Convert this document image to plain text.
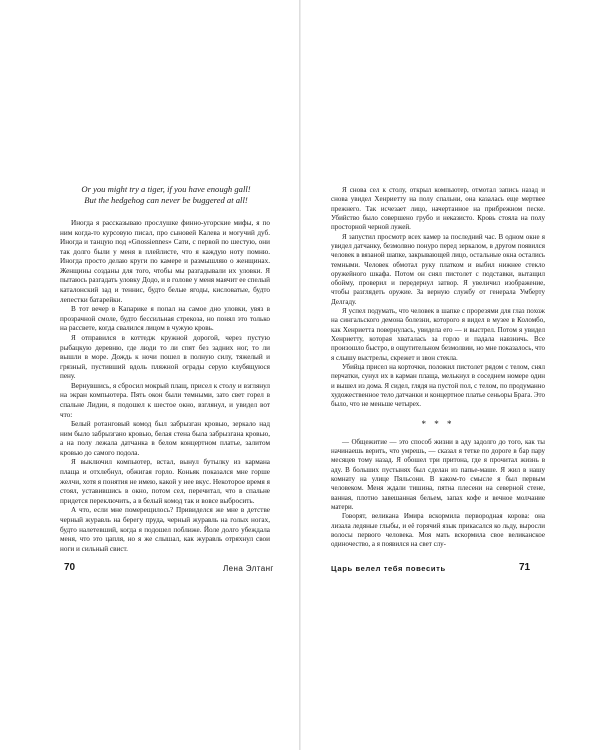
Or you might try a tiger, if you have enough gall!
But the hedgehog can never be buggered at all!

Иногда я рассказываю прослушке финно-угорские мифы, я по ним когда-то курсовую писал, про сыновей Калева и могучий дуб. Иногда и танцую под «Gnossiennes» Сати, с первой по шестую, они так долго были у меня в плейлисте, что я каждую ноту помню. Иногда просто делаю круги по камере и размышляю о женщинах. Женщины созданы для того, чтобы мы разгадывали их уловки. Я пытаюсь разгадать уловку Додо, и в голове у меня маячит ее спелый каталонский зад и теннис, будто белые ягоды, кисловатые, будто лепестки батарейки.

В тот вечер в Капарике я попал на самое дно уловки, увяз в прозрачной смоле, будто бессильная стрекоза, но понял это только на рассвете, когда свалился лицом в чужую кровь.

Я отправился в коттедж кружной дорогой, через пустую рыбацкую деревню, где люди то ли спят без задних ног, то ли вышли в море. Дождь к ночи пошел в полную силу, тяжелый и грязный, пустивший вдоль пляжной ограды серую клубящуюся пену.

Вернувшись, я сбросил мокрый плащ, присел к столу и взглянул на экран компьютера. Пять окон были темными, зато свет горел в спальне Лидии, я подошел к шестое окно, взглянул, и увидел вот что:

Белый ротанговый комод был забрызган кровью, зеркало над ним было забрызгано кровью, белая стена была забрызгана кровью, а на полу лежала датчанка в белом концертном платье, залитом кровью до самого подола.

Я выключил компьютер, встал, вынул бутылку из кармана плаща и отхлебнул, обжигая горло. Коньяк показался мне горше желчи, хотя я понятия не имею, какой у нее вкус. Некоторое время я стоял, уставившись в окно, потом сел, перечитал, что в спальне придется переключить, а в белый комод так и вовсе выбросить.

А что, если мне померещилось? Привиделся же мне в детстве черный журавль на берегу пруда, черный журавль на голых ногах, будто налетевший, когда я подошел поближе. Йоле долго убеждала меня, что это цапля, но я же слышал, как журавль отряхнул свои ноги и сильный свист.

70	Лена Элтанг

Я снова сел к столу, открыл компьютер, отмотал запись назад и снова увидел Хенриетту на полу спальни, она казалась еще мертвее прежнего. Так исчезает лицо, начертанное на прибрежном песке. Убийство было совершено грубо и неказисто. Кровь стояла на полу просторной черной лужей.

Я запустил просмотр всех камер за последний час. В одном окне я увидел датчанку, безмолвно понуро перед зеркалом, в другом появился человек в вязаной шапке, закрывающей лицо, остальные окна остались темными. Человек обмотал руку платком и выбил нижнее стекло оружейного шкафа. Потом он снял пистолет с подставки, вытащил обойму, проверил и передернул затвор. Я увеличил изображение, чтобы разглядеть оружие. За верную службу от генерала Умберту Делгаду.

Я успел подумать, что человек в шапке с прорезями для глаз похож на сингальского демона болезни, которого я видел в музее в Коломбо, как Хенриетта повернулась, увидела его — и выстрел. Потом я увидел Хенриетту, которая хваталась за горло и падала навзничь. Все произошло быстро, в ощутительном безмолвии, но мне показалось, что я слышу выстрелы, скрежет и звон стекла.

Убийца присел на корточки, положил пистолет рядом с телом, снял перчатки, сунул их в карман плаща, мелькнул в соседнем номере один и вышел из дома. Я сидел, глядя на пустой пол, с телом, по продуманно художественное тело датчанки и концертное платье сеньоры Брага. Это было, что не меньше четырех.

* * *

— Общежитие — это способ жизни в аду задолго до того, как ты начинаешь верить, что умрешь, — сказал я тетке по дороге в бар пару месяцев тому назад. Я обошел три притона, где я прочитал жизнь в аду. В больших пустынях был сделан из папье-маше. Я жил в нашу комнату на улице Пяльсони. В каком-то смысле я был первым человеком. Меня ждали тишина, пятна плесени на северной стене, ванная, плотно завешанная бельем, запах кофе и вечное молчание матери.

Говорят, великана Имира вскормила первородная корова: она лизала ледяные глыбы, и её горячий язык прикасался ко льду, выросли волосы первого человека. Моя мать вскормила свое великанское одиночество, а я появился на свет слу-

Царь велел тебя повесить	71
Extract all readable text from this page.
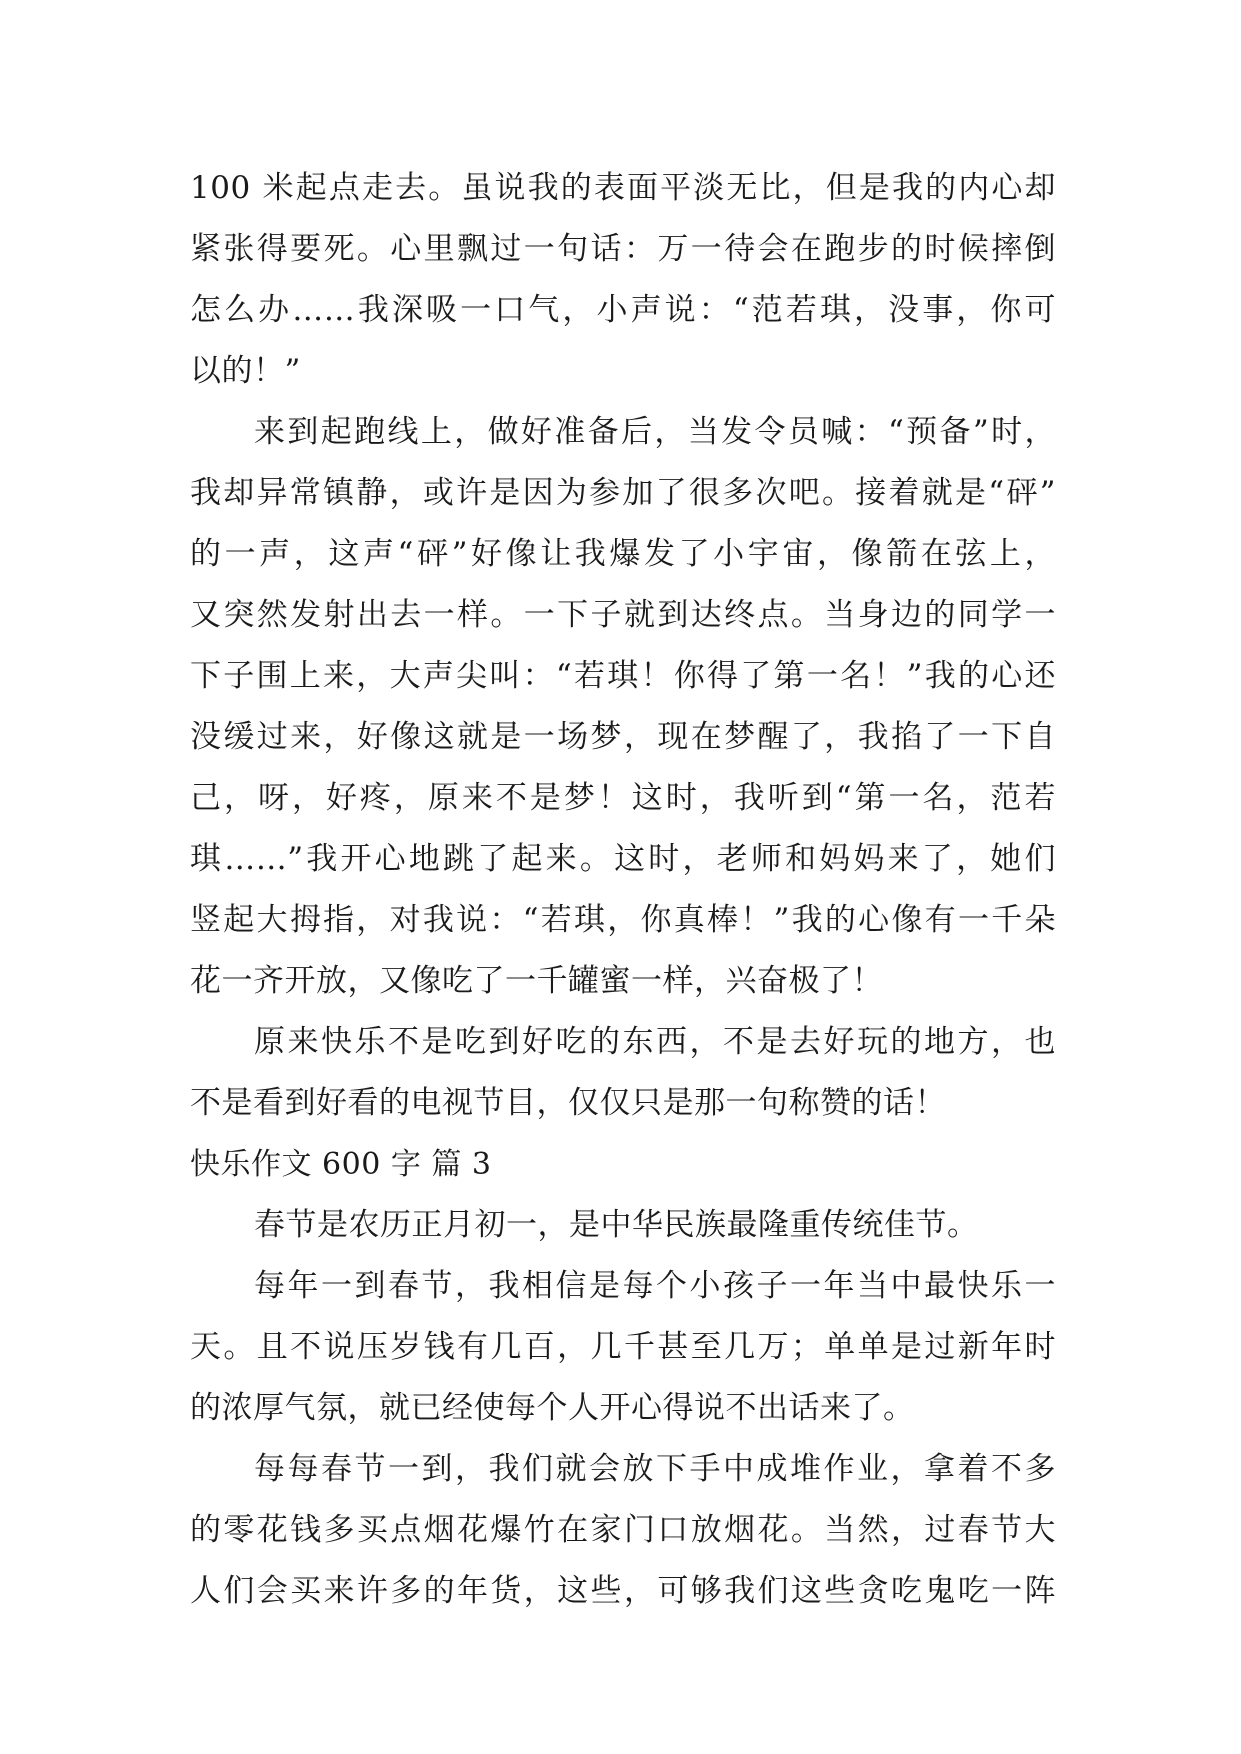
100 米起点走去。虽说我的表面平淡无比，但是我的内心却
紧张得要死。心里飘过一句话：万一待会在跑步的时候摔倒
怎么办……我深吸一口气，小声说：“范若琪，没事，你可
以的！”
来到起跑线上，做好准备后，当发令员喊：“预备”时，
我却异常镇静，或许是因为参加了很多次吧。接着就是“砰”
的一声，这声“砰”好像让我爆发了小宇宙，像箭在弦上，
又突然发射出去一样。一下子就到达终点。当身边的同学一
下子围上来，大声尖叫：“若琪！你得了第一名！”我的心还
没缓过来，好像这就是一场梦，现在梦醒了，我掐了一下自
己，呀，好疼，原来不是梦！这时，我听到“第一名，范若
琪……”我开心地跳了起来。这时，老师和妈妈来了，她们
竖起大拇指，对我说：“若琪，你真棒！”我的心像有一千朵
花一齐开放，又像吃了一千罐蜜一样，兴奋极了！
原来快乐不是吃到好吃的东西，不是去好玩的地方，也
不是看到好看的电视节目，仅仅只是那一句称赞的话！
快乐作文 600 字 篇 3
春节是农历正月初一，是中华民族最隆重传统佳节。
每年一到春节，我相信是每个小孩子一年当中最快乐一
天。且不说压岁钱有几百，几千甚至几万；单单是过新年时
的浓厚气氛，就已经使每个人开心得说不出话来了。
每每春节一到，我们就会放下手中成堆作业，拿着不多
的零花钱多买点烟花爆竹在家门口放烟花。当然，过春节大
人们会买来许多的年货，这些，可够我们这些贪吃鬼吃一阵
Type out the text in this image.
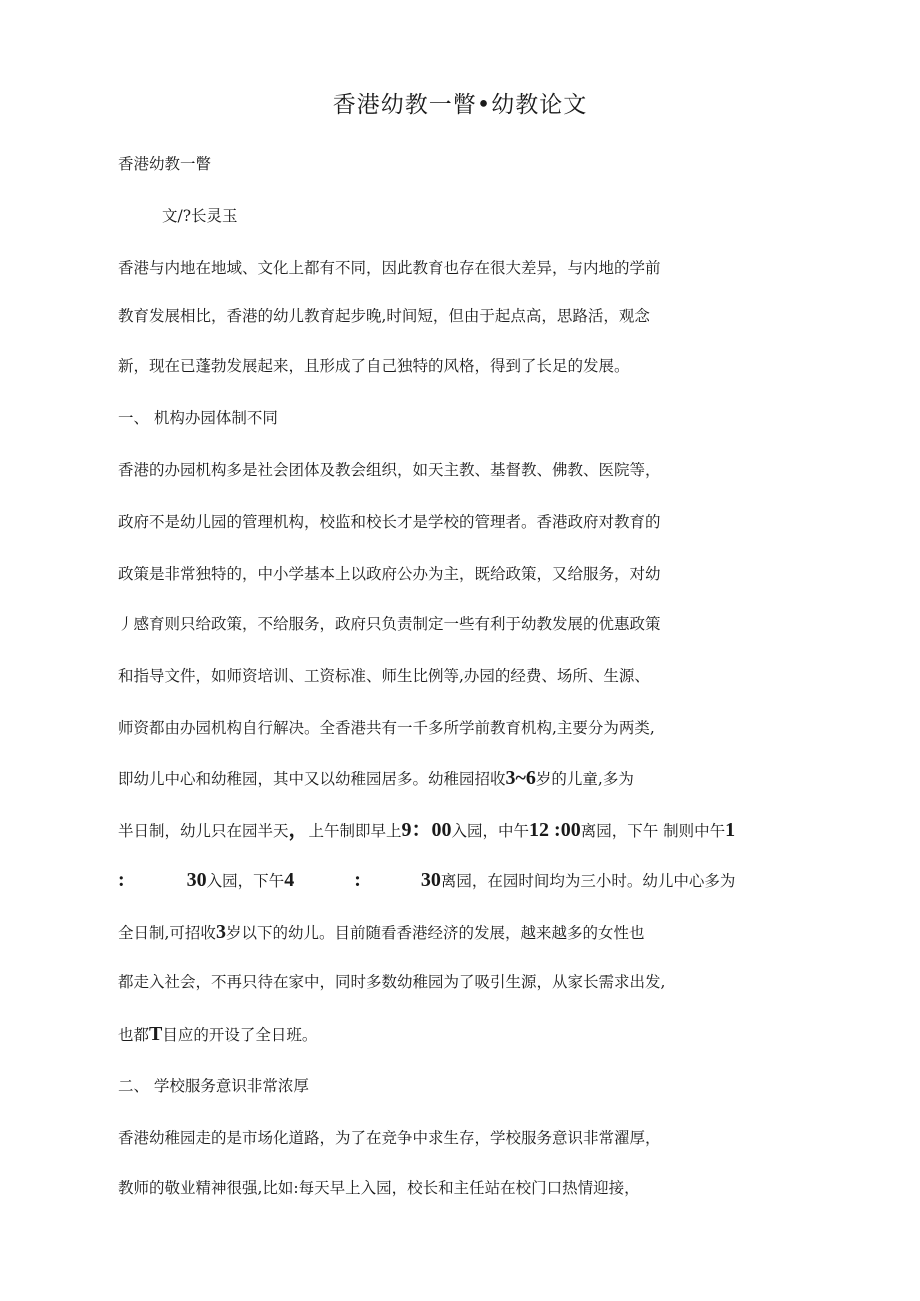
香港幼教一瞥•幼教论文
香港幼教一瞥
文/?长灵玉
香港与内地在地域、文化上都有不同，因此教育也存在很大差异，与内地的学前
教育发展相比，香港的幼儿教育起步晚,时间短，但由于起点高，思路活，观念
新，现在已蓬勃发展起来，且形成了自己独特的风格，得到了长足的发展。
一、 机构办园体制不同
香港的办园机构多是社会团体及教会组织，如天主教、基督教、佛教、医院等，
政府不是幼儿园的管理机构，校监和校长才是学校的管理者。香港政府对教育的
政策是非常独特的，中小学基本上以政府公办为主，既给政策，又给服务，对幼
丿感育则只给政策，不给服务，政府只负责制定一些有利于幼教发展的优惠政策
和指导文件，如师资培训、工资标准、师生比例等,办园的经费、场所、生源、
师资都由办园机构自行解决。全香港共有一千多所学前教育机构,主要分为两类,
即幼儿中心和幼稚园，其中又以幼稚园居多。幼稚园招收3~6岁的儿童,多为
半日制，幼儿只在园半天，上午制即早上9：00入园，中午12 :00离园，下午 制则中午1
:	30入园，下午4	:	30离园，在园时间均为三小时。幼儿中心多为
全日制,可招收3岁以下的幼儿。目前随看香港经济的发展，越来越多的女性也
都走入社会，不再只待在家中，同时多数幼稚园为了吸引生源，从家长需求出发,
也都T目应的开设了全日班。
二、 学校服务意识非常浓厚
香港幼稚园走的是市场化道路，为了在竞争中求生存，学校服务意识非常濯厚，
教师的敬业精神很强,比如:每天早上入园，校长和主任站在校门口热情迎接，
----------------
■ WORK REQUIRED: Above are records to transcribe exactly; leave their pictures out.

■ EXERCISE ANSWER:
Convert this document image to plain text.
Or you might try a tiger, if you have enough gall!
But the hedgehog can never be buggered at all!

Иногда я рассказываю прослушке финно-угорские мифы, я по ним когда-то курсовую писал, про сыновей Калева и могучий дуб. Иногда и танцую под «Gnossiennes» Сати, с первой по шестую, они так долго были у меня в плейлисте, что я каждую ноту помню. Иногда просто делаю круги по камере и размышляю о женщинах. Женщины созданы для того, чтобы мы разгадывали их уловки. Я пытаюсь разгадать уловку Додо, и в голове у меня маячит ее спелый каталонский зад и теннис, будто белые ягоды, кисловатые, будто лепестки батарейки.

В тот вечер в Капарике я попал на самое дно уловки, увяз в прозрачной смоле, будто бессильная стрекоза, но понял это только на рассвете, когда свалился лицом в чужую кровь.

Я отправился в коттедж кружной дорогой, через пустую рыбацкую деревню, где люди то ли спят без задних ног, то ли вышли в море. Дождь к ночи пошел в полную силу, тяжелый и грязный, пустивший вдоль пляжной ограды серую клубящуюся пену.

Вернувшись, я сбросил мокрый плащ, присел к столу и взглянул на экран компьютера. Пять окон были темными, зато свет горел в спальне Лидии, я подошел к шестое окно, взглянул, и увидел вот что:

Белый ротанговый комод был забрызган кровью, зеркало над ним было забрызгано кровью, белая стена была забрызгана кровью, а на полу лежала датчанка в белом концертном платье, залитом кровью до самого подола.

Я выключил компьютер, встал, вынул бутылку из кармана плаща и отхлебнул, обжигая горло. Коньяк показался мне горше желчи, хотя я понятия не имею, какой у нее вкус. Некоторое время я стоял, уставившись в окно, потом сел, перечитал, что в спальне придется переключить, а в белый комод так и вовсе выбросить.

А что, если мне померещилось? Привиделся же мне в детстве черный журавль на берегу пруда, черный журавль на голых ногах, будто налетевший, когда я подошел поближе. Йоле долго убеждала меня, что это цапля, но я же слышал, как журавль отряхнул свои ноги и сильный свист.

70	Лена Элтанг

Я снова сел к столу, открыл компьютер, отмотал запись назад и снова увидел Хенриетту на полу спальни, она казалась еще мертвее прежнего. Так исчезает лицо, начертанное на прибрежном песке. Убийство было совершено грубо и неказисто. Кровь стояла на полу просторной черной лужей.

Я запустил просмотр всех камер за последний час. В одном окне я увидел датчанку, безмолвно понуро перед зеркалом, в другом появился человек в вязаной шапке, закрывающей лицо, остальные окна остались темными. Человек обмотал руку платком и выбил нижнее стекло оружейного шкафа. Потом он снял пистолет с подставки, вытащил обойму, проверил и передернул затвор. Я увеличил изображение, чтобы разглядеть оружие. За верную службу от генерала Умберту Делгаду.

Я успел подумать, что человек в шапке с прорезями для глаз похож на сингальского демона болезни, которого я видел в музее в Коломбо, как Хенриетта повернулась, увидела его — и выстрел. Потом я увидел Хенриетту, которая хваталась за горло и падала навзничь. Все произошло быстро, в ощутительном безмолвии, но мне показалось, что я слышу выстрелы, скрежет и звон стекла.

Убийца присел на корточки, положил пистолет рядом с телом, снял перчатки, сунул их в карман плаща, мелькнул в соседнем номере один и вышел из дома. Я сидел, глядя на пустой пол, с телом, по продуманно художественное тело датчанки и концертное платье сеньоры Брага. Это было, что не меньше четырех.

* * *

— Общежитие — это способ жизни в аду задолго до того, как ты начинаешь верить, что умрешь, — сказал я тетке по дороге в бар пару месяцев тому назад. Я обошел три притона, где я прочитал жизнь в аду. В больших пустынях был сделан из папье-маше. Я жил в нашу комнату на улице Пяльсони. В каком-то смысле я был первым человеком. Меня ждали тишина, пятна плесени на северной стене, ванная, плотно завешанная бельем, запах кофе и вечное молчание матери.

Говорят, великана Имира вскормила первородная корова: она лизала ледяные глыбы, и её горячий язык прикасался ко льду, выросли волосы первого человека. Моя мать вскормила свое великанское одиночество, а я появился на свет слу-

Царь велел тебя повесить	71
Extract all readable text from this page.
100 米起点走去。虽说我的表面平淡无比，但是我的内心却
紧张得要死。心里飘过一句话：万一待会在跑步的时候摔倒
怎么办……我深吸一口气，小声说：“范若琪，没事，你可
以的！”
来到起跑线上，做好准备后，当发令员喊：“预备”时，
我却异常镇静，或许是因为参加了很多次吧。接着就是“砰”
的一声，这声“砰”好像让我爆发了小宇宙，像箭在弦上，
又突然发射出去一样。一下子就到达终点。当身边的同学一
下子围上来，大声尖叫：“若琪！你得了第一名！”我的心还
没缓过来，好像这就是一场梦，现在梦醒了，我掐了一下自
己，呀，好疼，原来不是梦！这时，我听到“第一名，范若
琪……”我开心地跳了起来。这时，老师和妈妈来了，她们
竖起大拇指，对我说：“若琪，你真棒！”我的心像有一千朵
花一齐开放，又像吃了一千罐蜜一样，兴奋极了！
原来快乐不是吃到好吃的东西，不是去好玩的地方，也
不是看到好看的电视节目，仅仅只是那一句称赞的话！
快乐作文 600 字 篇 3
春节是农历正月初一，是中华民族最隆重传统佳节。
每年一到春节，我相信是每个小孩子一年当中最快乐一
天。且不说压岁钱有几百，几千甚至几万；单单是过新年时
的浓厚气氛，就已经使每个人开心得说不出话来了。
每每春节一到，我们就会放下手中成堆作业，拿着不多
的零花钱多买点烟花爆竹在家门口放烟花。当然，过春节大
人们会买来许多的年货，这些，可够我们这些贪吃鬼吃一阵
Type out the text in this image.
香港幼教一瞥•幼教论文
香港幼教一瞥
文/?长灵玉
香港与内地在地域、文化上都有不同，因此教育也存在很大差异，与内地的学前
教育发展相比，香港的幼儿教育起步晚,时间短，但由于起点高，思路活，观念
新，现在已蓬勃发展起来，且形成了自己独特的风格，得到了长足的发展。
一、 机构办园体制不同
香港的办园机构多是社会团体及教会组织，如天主教、基督教、佛教、医院等，
政府不是幼儿园的管理机构，校监和校长才是学校的管理者。香港政府对教育的
政策是非常独特的，中小学基本上以政府公办为主，既给政策，又给服务，对幼
丿感育则只给政策，不给服务，政府只负责制定一些有利于幼教发展的优惠政策
和指导文件，如师资培训、工资标准、师生比例等,办园的经费、场所、生源、
师资都由办园机构自行解决。全香港共有一千多所学前教育机构,主要分为两类,
即幼儿中心和幼稚园，其中又以幼稚园居多。幼稚园招收3~6岁的儿童,多为
半日制，幼儿只在园半天，上午制即早上9：00入园，中午12 :00离园，下午 制则中午1
:	30入园，下午4	:	30离园，在园时间均为三小时。幼儿中心多为
全日制,可招收3岁以下的幼儿。目前随看香港经济的发展，越来越多的女性也
都走入社会，不再只待在家中，同时多数幼稚园为了吸引生源，从家长需求出发,
也都T目应的开设了全日班。
二、 学校服务意识非常浓厚
香港幼稚园走的是市场化道路，为了在竞争中求生存，学校服务意识非常濯厚，
教师的敬业精神很强,比如:每天早上入园，校长和主任站在校门口热情迎接，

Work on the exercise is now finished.